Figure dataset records
>>>>>
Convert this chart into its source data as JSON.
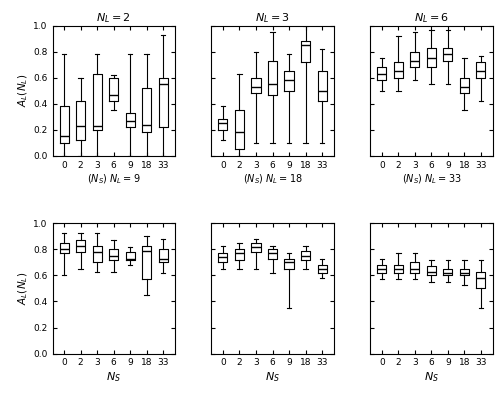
{
  "top_titles": [
    "$N_L=2$",
    "$N_L=3$",
    "$N_L=6$"
  ],
  "top_xlabels": [
    "$(N_S)\\ N_L=9$",
    "$(N_S)\\ N_L=18$",
    "$(N_S)\\ N_L=33$"
  ],
  "bottom_xlabels": [
    "$N_S$",
    "$N_S$",
    "$N_S$"
  ],
  "ylabel": "$A_L(N_L)$",
  "x_categories": [
    "0",
    "2",
    "3",
    "6",
    "9",
    "18",
    "33"
  ],
  "top_boxes": [
    [
      {
        "whislo": 0.0,
        "q1": 0.1,
        "med": 0.15,
        "q3": 0.38,
        "whishi": 0.78
      },
      {
        "whislo": 0.0,
        "q1": 0.12,
        "med": 0.23,
        "q3": 0.42,
        "whishi": 0.6
      },
      {
        "whislo": 0.0,
        "q1": 0.2,
        "med": 0.23,
        "q3": 0.63,
        "whishi": 0.78
      },
      {
        "whislo": 0.35,
        "q1": 0.42,
        "med": 0.47,
        "q3": 0.6,
        "whishi": 0.62
      },
      {
        "whislo": 0.0,
        "q1": 0.22,
        "med": 0.27,
        "q3": 0.33,
        "whishi": 0.78
      },
      {
        "whislo": 0.0,
        "q1": 0.18,
        "med": 0.24,
        "q3": 0.52,
        "whishi": 0.78
      },
      {
        "whislo": 0.0,
        "q1": 0.22,
        "med": 0.55,
        "q3": 0.6,
        "whishi": 0.93
      }
    ],
    [
      {
        "whislo": 0.12,
        "q1": 0.2,
        "med": 0.25,
        "q3": 0.28,
        "whishi": 0.38
      },
      {
        "whislo": 0.0,
        "q1": 0.05,
        "med": 0.18,
        "q3": 0.35,
        "whishi": 0.63
      },
      {
        "whislo": 0.1,
        "q1": 0.48,
        "med": 0.53,
        "q3": 0.6,
        "whishi": 0.8
      },
      {
        "whislo": 0.1,
        "q1": 0.47,
        "med": 0.55,
        "q3": 0.73,
        "whishi": 0.95
      },
      {
        "whislo": 0.1,
        "q1": 0.5,
        "med": 0.58,
        "q3": 0.65,
        "whishi": 0.78
      },
      {
        "whislo": 0.1,
        "q1": 0.72,
        "med": 0.85,
        "q3": 0.88,
        "whishi": 1.0
      },
      {
        "whislo": 0.1,
        "q1": 0.42,
        "med": 0.5,
        "q3": 0.65,
        "whishi": 0.82
      }
    ],
    [
      {
        "whislo": 0.5,
        "q1": 0.58,
        "med": 0.63,
        "q3": 0.68,
        "whishi": 0.75
      },
      {
        "whislo": 0.5,
        "q1": 0.6,
        "med": 0.65,
        "q3": 0.72,
        "whishi": 0.92
      },
      {
        "whislo": 0.58,
        "q1": 0.68,
        "med": 0.73,
        "q3": 0.8,
        "whishi": 0.95
      },
      {
        "whislo": 0.55,
        "q1": 0.68,
        "med": 0.75,
        "q3": 0.83,
        "whishi": 0.97
      },
      {
        "whislo": 0.55,
        "q1": 0.73,
        "med": 0.78,
        "q3": 0.83,
        "whishi": 0.97
      },
      {
        "whislo": 0.35,
        "q1": 0.48,
        "med": 0.53,
        "q3": 0.6,
        "whishi": 0.75
      },
      {
        "whislo": 0.42,
        "q1": 0.6,
        "med": 0.65,
        "q3": 0.72,
        "whishi": 0.77
      }
    ]
  ],
  "bottom_boxes": [
    [
      {
        "whislo": 0.6,
        "q1": 0.77,
        "med": 0.8,
        "q3": 0.85,
        "whishi": 0.93
      },
      {
        "whislo": 0.65,
        "q1": 0.78,
        "med": 0.83,
        "q3": 0.87,
        "whishi": 0.93
      },
      {
        "whislo": 0.63,
        "q1": 0.7,
        "med": 0.78,
        "q3": 0.83,
        "whishi": 0.93
      },
      {
        "whislo": 0.63,
        "q1": 0.72,
        "med": 0.75,
        "q3": 0.8,
        "whishi": 0.87
      },
      {
        "whislo": 0.68,
        "q1": 0.72,
        "med": 0.73,
        "q3": 0.78,
        "whishi": 0.82
      },
      {
        "whislo": 0.45,
        "q1": 0.57,
        "med": 0.79,
        "q3": 0.83,
        "whishi": 0.9
      },
      {
        "whislo": 0.62,
        "q1": 0.7,
        "med": 0.73,
        "q3": 0.8,
        "whishi": 0.88
      }
    ],
    [
      {
        "whislo": 0.65,
        "q1": 0.7,
        "med": 0.74,
        "q3": 0.77,
        "whishi": 0.83
      },
      {
        "whislo": 0.65,
        "q1": 0.72,
        "med": 0.77,
        "q3": 0.8,
        "whishi": 0.85
      },
      {
        "whislo": 0.65,
        "q1": 0.78,
        "med": 0.82,
        "q3": 0.85,
        "whishi": 0.88
      },
      {
        "whislo": 0.62,
        "q1": 0.73,
        "med": 0.77,
        "q3": 0.8,
        "whishi": 0.83
      },
      {
        "whislo": 0.35,
        "q1": 0.65,
        "med": 0.7,
        "q3": 0.73,
        "whishi": 0.77
      },
      {
        "whislo": 0.65,
        "q1": 0.72,
        "med": 0.75,
        "q3": 0.79,
        "whishi": 0.83
      },
      {
        "whislo": 0.58,
        "q1": 0.62,
        "med": 0.65,
        "q3": 0.68,
        "whishi": 0.73
      }
    ],
    [
      {
        "whislo": 0.57,
        "q1": 0.62,
        "med": 0.65,
        "q3": 0.68,
        "whishi": 0.73
      },
      {
        "whislo": 0.57,
        "q1": 0.62,
        "med": 0.65,
        "q3": 0.68,
        "whishi": 0.77
      },
      {
        "whislo": 0.57,
        "q1": 0.62,
        "med": 0.65,
        "q3": 0.7,
        "whishi": 0.77
      },
      {
        "whislo": 0.55,
        "q1": 0.6,
        "med": 0.63,
        "q3": 0.67,
        "whishi": 0.72
      },
      {
        "whislo": 0.55,
        "q1": 0.6,
        "med": 0.62,
        "q3": 0.65,
        "whishi": 0.72
      },
      {
        "whislo": 0.53,
        "q1": 0.6,
        "med": 0.62,
        "q3": 0.65,
        "whishi": 0.72
      },
      {
        "whislo": 0.35,
        "q1": 0.5,
        "med": 0.58,
        "q3": 0.63,
        "whishi": 0.72
      }
    ]
  ]
}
<<<<<
TASK BRIEF:
Copy the records exactly as they appear, excluding images.

TASK OUTPUT:
Convert this chart into its source data as JSON.
{
  "top_titles": [
    "$N_L=2$",
    "$N_L=3$",
    "$N_L=6$"
  ],
  "top_xlabels": [
    "$(N_S)\\ N_L=9$",
    "$(N_S)\\ N_L=18$",
    "$(N_S)\\ N_L=33$"
  ],
  "bottom_xlabels": [
    "$N_S$",
    "$N_S$",
    "$N_S$"
  ],
  "ylabel": "$A_L(N_L)$",
  "x_categories": [
    "0",
    "2",
    "3",
    "6",
    "9",
    "18",
    "33"
  ],
  "top_boxes": [
    [
      {
        "whislo": 0.0,
        "q1": 0.1,
        "med": 0.15,
        "q3": 0.38,
        "whishi": 0.78
      },
      {
        "whislo": 0.0,
        "q1": 0.12,
        "med": 0.23,
        "q3": 0.42,
        "whishi": 0.6
      },
      {
        "whislo": 0.0,
        "q1": 0.2,
        "med": 0.23,
        "q3": 0.63,
        "whishi": 0.78
      },
      {
        "whislo": 0.35,
        "q1": 0.42,
        "med": 0.47,
        "q3": 0.6,
        "whishi": 0.62
      },
      {
        "whislo": 0.0,
        "q1": 0.22,
        "med": 0.27,
        "q3": 0.33,
        "whishi": 0.78
      },
      {
        "whislo": 0.0,
        "q1": 0.18,
        "med": 0.24,
        "q3": 0.52,
        "whishi": 0.78
      },
      {
        "whislo": 0.0,
        "q1": 0.22,
        "med": 0.55,
        "q3": 0.6,
        "whishi": 0.93
      }
    ],
    [
      {
        "whislo": 0.12,
        "q1": 0.2,
        "med": 0.25,
        "q3": 0.28,
        "whishi": 0.38
      },
      {
        "whislo": 0.0,
        "q1": 0.05,
        "med": 0.18,
        "q3": 0.35,
        "whishi": 0.63
      },
      {
        "whislo": 0.1,
        "q1": 0.48,
        "med": 0.53,
        "q3": 0.6,
        "whishi": 0.8
      },
      {
        "whislo": 0.1,
        "q1": 0.47,
        "med": 0.55,
        "q3": 0.73,
        "whishi": 0.95
      },
      {
        "whislo": 0.1,
        "q1": 0.5,
        "med": 0.58,
        "q3": 0.65,
        "whishi": 0.78
      },
      {
        "whislo": 0.1,
        "q1": 0.72,
        "med": 0.85,
        "q3": 0.88,
        "whishi": 1.0
      },
      {
        "whislo": 0.1,
        "q1": 0.42,
        "med": 0.5,
        "q3": 0.65,
        "whishi": 0.82
      }
    ],
    [
      {
        "whislo": 0.5,
        "q1": 0.58,
        "med": 0.63,
        "q3": 0.68,
        "whishi": 0.75
      },
      {
        "whislo": 0.5,
        "q1": 0.6,
        "med": 0.65,
        "q3": 0.72,
        "whishi": 0.92
      },
      {
        "whislo": 0.58,
        "q1": 0.68,
        "med": 0.73,
        "q3": 0.8,
        "whishi": 0.95
      },
      {
        "whislo": 0.55,
        "q1": 0.68,
        "med": 0.75,
        "q3": 0.83,
        "whishi": 0.97
      },
      {
        "whislo": 0.55,
        "q1": 0.73,
        "med": 0.78,
        "q3": 0.83,
        "whishi": 0.97
      },
      {
        "whislo": 0.35,
        "q1": 0.48,
        "med": 0.53,
        "q3": 0.6,
        "whishi": 0.75
      },
      {
        "whislo": 0.42,
        "q1": 0.6,
        "med": 0.65,
        "q3": 0.72,
        "whishi": 0.77
      }
    ]
  ],
  "bottom_boxes": [
    [
      {
        "whislo": 0.6,
        "q1": 0.77,
        "med": 0.8,
        "q3": 0.85,
        "whishi": 0.93
      },
      {
        "whislo": 0.65,
        "q1": 0.78,
        "med": 0.83,
        "q3": 0.87,
        "whishi": 0.93
      },
      {
        "whislo": 0.63,
        "q1": 0.7,
        "med": 0.78,
        "q3": 0.83,
        "whishi": 0.93
      },
      {
        "whislo": 0.63,
        "q1": 0.72,
        "med": 0.75,
        "q3": 0.8,
        "whishi": 0.87
      },
      {
        "whislo": 0.68,
        "q1": 0.72,
        "med": 0.73,
        "q3": 0.78,
        "whishi": 0.82
      },
      {
        "whislo": 0.45,
        "q1": 0.57,
        "med": 0.79,
        "q3": 0.83,
        "whishi": 0.9
      },
      {
        "whislo": 0.62,
        "q1": 0.7,
        "med": 0.73,
        "q3": 0.8,
        "whishi": 0.88
      }
    ],
    [
      {
        "whislo": 0.65,
        "q1": 0.7,
        "med": 0.74,
        "q3": 0.77,
        "whishi": 0.83
      },
      {
        "whislo": 0.65,
        "q1": 0.72,
        "med": 0.77,
        "q3": 0.8,
        "whishi": 0.85
      },
      {
        "whislo": 0.65,
        "q1": 0.78,
        "med": 0.82,
        "q3": 0.85,
        "whishi": 0.88
      },
      {
        "whislo": 0.62,
        "q1": 0.73,
        "med": 0.77,
        "q3": 0.8,
        "whishi": 0.83
      },
      {
        "whislo": 0.35,
        "q1": 0.65,
        "med": 0.7,
        "q3": 0.73,
        "whishi": 0.77
      },
      {
        "whislo": 0.65,
        "q1": 0.72,
        "med": 0.75,
        "q3": 0.79,
        "whishi": 0.83
      },
      {
        "whislo": 0.58,
        "q1": 0.62,
        "med": 0.65,
        "q3": 0.68,
        "whishi": 0.73
      }
    ],
    [
      {
        "whislo": 0.57,
        "q1": 0.62,
        "med": 0.65,
        "q3": 0.68,
        "whishi": 0.73
      },
      {
        "whislo": 0.57,
        "q1": 0.62,
        "med": 0.65,
        "q3": 0.68,
        "whishi": 0.77
      },
      {
        "whislo": 0.57,
        "q1": 0.62,
        "med": 0.65,
        "q3": 0.7,
        "whishi": 0.77
      },
      {
        "whislo": 0.55,
        "q1": 0.6,
        "med": 0.63,
        "q3": 0.67,
        "whishi": 0.72
      },
      {
        "whislo": 0.55,
        "q1": 0.6,
        "med": 0.62,
        "q3": 0.65,
        "whishi": 0.72
      },
      {
        "whislo": 0.53,
        "q1": 0.6,
        "med": 0.62,
        "q3": 0.65,
        "whishi": 0.72
      },
      {
        "whislo": 0.35,
        "q1": 0.5,
        "med": 0.58,
        "q3": 0.63,
        "whishi": 0.72
      }
    ]
  ]
}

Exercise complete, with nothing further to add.